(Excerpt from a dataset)
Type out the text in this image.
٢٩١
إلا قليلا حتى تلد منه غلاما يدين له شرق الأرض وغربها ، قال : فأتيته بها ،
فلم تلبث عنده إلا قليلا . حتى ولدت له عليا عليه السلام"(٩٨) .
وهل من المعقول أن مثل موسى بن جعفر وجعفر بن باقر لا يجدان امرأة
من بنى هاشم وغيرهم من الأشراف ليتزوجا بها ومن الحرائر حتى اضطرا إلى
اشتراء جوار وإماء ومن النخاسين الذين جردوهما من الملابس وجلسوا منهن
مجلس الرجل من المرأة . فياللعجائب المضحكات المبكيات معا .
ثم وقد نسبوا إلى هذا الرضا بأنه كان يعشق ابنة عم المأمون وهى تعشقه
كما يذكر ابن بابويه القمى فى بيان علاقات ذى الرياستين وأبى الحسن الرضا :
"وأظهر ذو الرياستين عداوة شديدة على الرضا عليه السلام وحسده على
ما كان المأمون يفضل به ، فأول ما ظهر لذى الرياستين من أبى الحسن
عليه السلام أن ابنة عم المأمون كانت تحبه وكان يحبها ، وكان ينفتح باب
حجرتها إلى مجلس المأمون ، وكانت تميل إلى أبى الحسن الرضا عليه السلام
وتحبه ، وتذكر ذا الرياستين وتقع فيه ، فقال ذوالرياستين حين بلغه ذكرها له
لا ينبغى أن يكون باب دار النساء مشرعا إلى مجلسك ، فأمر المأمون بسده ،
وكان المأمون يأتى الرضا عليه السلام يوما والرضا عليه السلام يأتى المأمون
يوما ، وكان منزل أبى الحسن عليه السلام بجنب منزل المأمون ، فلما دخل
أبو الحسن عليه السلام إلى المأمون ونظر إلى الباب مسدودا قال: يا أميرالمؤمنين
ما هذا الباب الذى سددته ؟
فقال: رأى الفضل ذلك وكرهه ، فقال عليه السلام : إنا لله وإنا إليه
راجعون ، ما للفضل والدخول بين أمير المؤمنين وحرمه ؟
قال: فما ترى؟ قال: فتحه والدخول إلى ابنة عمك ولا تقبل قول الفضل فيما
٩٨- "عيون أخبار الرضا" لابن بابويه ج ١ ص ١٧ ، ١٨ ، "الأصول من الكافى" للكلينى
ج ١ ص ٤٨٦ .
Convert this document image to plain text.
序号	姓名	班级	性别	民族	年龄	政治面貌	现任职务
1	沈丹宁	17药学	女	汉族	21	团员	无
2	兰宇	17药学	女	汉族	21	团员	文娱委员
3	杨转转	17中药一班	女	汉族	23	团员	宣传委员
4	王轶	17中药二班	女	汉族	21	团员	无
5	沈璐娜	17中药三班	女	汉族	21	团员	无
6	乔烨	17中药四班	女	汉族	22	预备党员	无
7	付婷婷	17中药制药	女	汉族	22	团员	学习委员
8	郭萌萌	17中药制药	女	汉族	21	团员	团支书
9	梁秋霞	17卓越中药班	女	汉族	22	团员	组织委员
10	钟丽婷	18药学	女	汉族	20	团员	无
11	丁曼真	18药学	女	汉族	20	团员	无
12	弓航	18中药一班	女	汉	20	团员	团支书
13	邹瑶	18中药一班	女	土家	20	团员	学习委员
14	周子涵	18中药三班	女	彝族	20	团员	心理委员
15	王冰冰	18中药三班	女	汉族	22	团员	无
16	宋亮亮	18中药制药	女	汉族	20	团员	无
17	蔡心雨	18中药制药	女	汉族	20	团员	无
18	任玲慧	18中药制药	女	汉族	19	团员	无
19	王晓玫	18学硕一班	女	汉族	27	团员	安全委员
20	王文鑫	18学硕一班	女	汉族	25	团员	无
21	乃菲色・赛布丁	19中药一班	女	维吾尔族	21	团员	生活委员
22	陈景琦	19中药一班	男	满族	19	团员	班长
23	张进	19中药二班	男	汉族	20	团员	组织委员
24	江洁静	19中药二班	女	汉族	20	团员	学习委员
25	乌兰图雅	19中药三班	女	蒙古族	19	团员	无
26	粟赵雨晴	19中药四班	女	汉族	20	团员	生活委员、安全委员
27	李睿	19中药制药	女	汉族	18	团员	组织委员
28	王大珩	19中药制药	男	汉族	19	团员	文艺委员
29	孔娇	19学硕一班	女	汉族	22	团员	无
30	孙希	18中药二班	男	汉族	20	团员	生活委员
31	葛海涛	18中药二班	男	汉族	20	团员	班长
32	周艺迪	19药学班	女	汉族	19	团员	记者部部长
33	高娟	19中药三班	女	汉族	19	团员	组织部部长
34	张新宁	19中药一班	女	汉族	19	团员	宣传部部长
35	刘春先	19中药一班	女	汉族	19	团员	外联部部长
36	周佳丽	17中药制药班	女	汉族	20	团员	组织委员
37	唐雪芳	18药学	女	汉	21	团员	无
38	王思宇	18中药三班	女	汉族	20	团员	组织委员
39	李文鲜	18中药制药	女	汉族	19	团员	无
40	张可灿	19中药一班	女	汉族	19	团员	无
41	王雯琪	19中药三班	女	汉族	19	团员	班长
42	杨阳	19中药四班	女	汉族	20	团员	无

What needs to be done
Write out the material exactly as given.

Correct output
Type out the text in this image.
٢٩١
إلا قليلا حتى تلد منه غلاما يدين له شرق الأرض وغربها ، قال : فأتيته بها ،
فلم تلبث عنده إلا قليلا . حتى ولدت له عليا عليه السلام"(٩٨) .
وهل من المعقول أن مثل موسى بن جعفر وجعفر بن باقر لا يجدان امرأة
من بنى هاشم وغيرهم من الأشراف ليتزوجا بها ومن الحرائر حتى اضطرا إلى
اشتراء جوار وإماء ومن النخاسين الذين جردوهما من الملابس وجلسوا منهن
مجلس الرجل من المرأة . فياللعجائب المضحكات المبكيات معا .
ثم وقد نسبوا إلى هذا الرضا بأنه كان يعشق ابنة عم المأمون وهى تعشقه
كما يذكر ابن بابويه القمى فى بيان علاقات ذى الرياستين وأبى الحسن الرضا :
"وأظهر ذو الرياستين عداوة شديدة على الرضا عليه السلام وحسده على
ما كان المأمون يفضل به ، فأول ما ظهر لذى الرياستين من أبى الحسن
عليه السلام أن ابنة عم المأمون كانت تحبه وكان يحبها ، وكان ينفتح باب
حجرتها إلى مجلس المأمون ، وكانت تميل إلى أبى الحسن الرضا عليه السلام
وتحبه ، وتذكر ذا الرياستين وتقع فيه ، فقال ذوالرياستين حين بلغه ذكرها له
لا ينبغى أن يكون باب دار النساء مشرعا إلى مجلسك ، فأمر المأمون بسده ،
وكان المأمون يأتى الرضا عليه السلام يوما والرضا عليه السلام يأتى المأمون
يوما ، وكان منزل أبى الحسن عليه السلام بجنب منزل المأمون ، فلما دخل
أبو الحسن عليه السلام إلى المأمون ونظر إلى الباب مسدودا قال: يا أميرالمؤمنين
ما هذا الباب الذى سددته ؟
فقال: رأى الفضل ذلك وكرهه ، فقال عليه السلام : إنا لله وإنا إليه
راجعون ، ما للفضل والدخول بين أمير المؤمنين وحرمه ؟
قال: فما ترى؟ قال: فتحه والدخول إلى ابنة عمك ولا تقبل قول الفضل فيما
٩٨- "عيون أخبار الرضا" لابن بابويه ج ١ ص ١٧ ، ١٨ ، "الأصول من الكافى" للكلينى
ج ١ ص ٤٨٦ .
Convert this document image to plain text.
序号	姓名	班级	性别	民族	年龄	政治面貌	现任职务
1	沈丹宁	17药学	女	汉族	21	团员	无
2	兰宇	17药学	女	汉族	21	团员	文娱委员
3	杨转转	17中药一班	女	汉族	23	团员	宣传委员
4	王轶	17中药二班	女	汉族	21	团员	无
5	沈璐娜	17中药三班	女	汉族	21	团员	无
6	乔烨	17中药四班	女	汉族	22	预备党员	无
7	付婷婷	17中药制药	女	汉族	22	团员	学习委员
8	郭萌萌	17中药制药	女	汉族	21	团员	团支书
9	梁秋霞	17卓越中药班	女	汉族	22	团员	组织委员
10	钟丽婷	18药学	女	汉族	20	团员	无
11	丁曼真	18药学	女	汉族	20	团员	无
12	弓航	18中药一班	女	汉	20	团员	团支书
13	邹瑶	18中药一班	女	土家	20	团员	学习委员
14	周子涵	18中药三班	女	彝族	20	团员	心理委员
15	王冰冰	18中药三班	女	汉族	22	团员	无
16	宋亮亮	18中药制药	女	汉族	20	团员	无
17	蔡心雨	18中药制药	女	汉族	20	团员	无
18	任玲慧	18中药制药	女	汉族	19	团员	无
19	王晓玫	18学硕一班	女	汉族	27	团员	安全委员
20	王文鑫	18学硕一班	女	汉族	25	团员	无
21	乃菲色・赛布丁	19中药一班	女	维吾尔族	21	团员	生活委员
22	陈景琦	19中药一班	男	满族	19	团员	班长
23	张进	19中药二班	男	汉族	20	团员	组织委员
24	江洁静	19中药二班	女	汉族	20	团员	学习委员
25	乌兰图雅	19中药三班	女	蒙古族	19	团员	无
26	粟赵雨晴	19中药四班	女	汉族	20	团员	生活委员、安全委员
27	李睿	19中药制药	女	汉族	18	团员	组织委员
28	王大珩	19中药制药	男	汉族	19	团员	文艺委员
29	孔娇	19学硕一班	女	汉族	22	团员	无
30	孙希	18中药二班	男	汉族	20	团员	生活委员
31	葛海涛	18中药二班	男	汉族	20	团员	班长
32	周艺迪	19药学班	女	汉族	19	团员	记者部部长
33	高娟	19中药三班	女	汉族	19	团员	组织部部长
34	张新宁	19中药一班	女	汉族	19	团员	宣传部部长
35	刘春先	19中药一班	女	汉族	19	团员	外联部部长
36	周佳丽	17中药制药班	女	汉族	20	团员	组织委员
37	唐雪芳	18药学	女	汉	21	团员	无
38	王思宇	18中药三班	女	汉族	20	团员	组织委员
39	李文鲜	18中药制药	女	汉族	19	团员	无
40	张可灿	19中药一班	女	汉族	19	团员	无
41	王雯琪	19中药三班	女	汉族	19	团员	班长
42	杨阳	19中药四班	女	汉族	20	团员	无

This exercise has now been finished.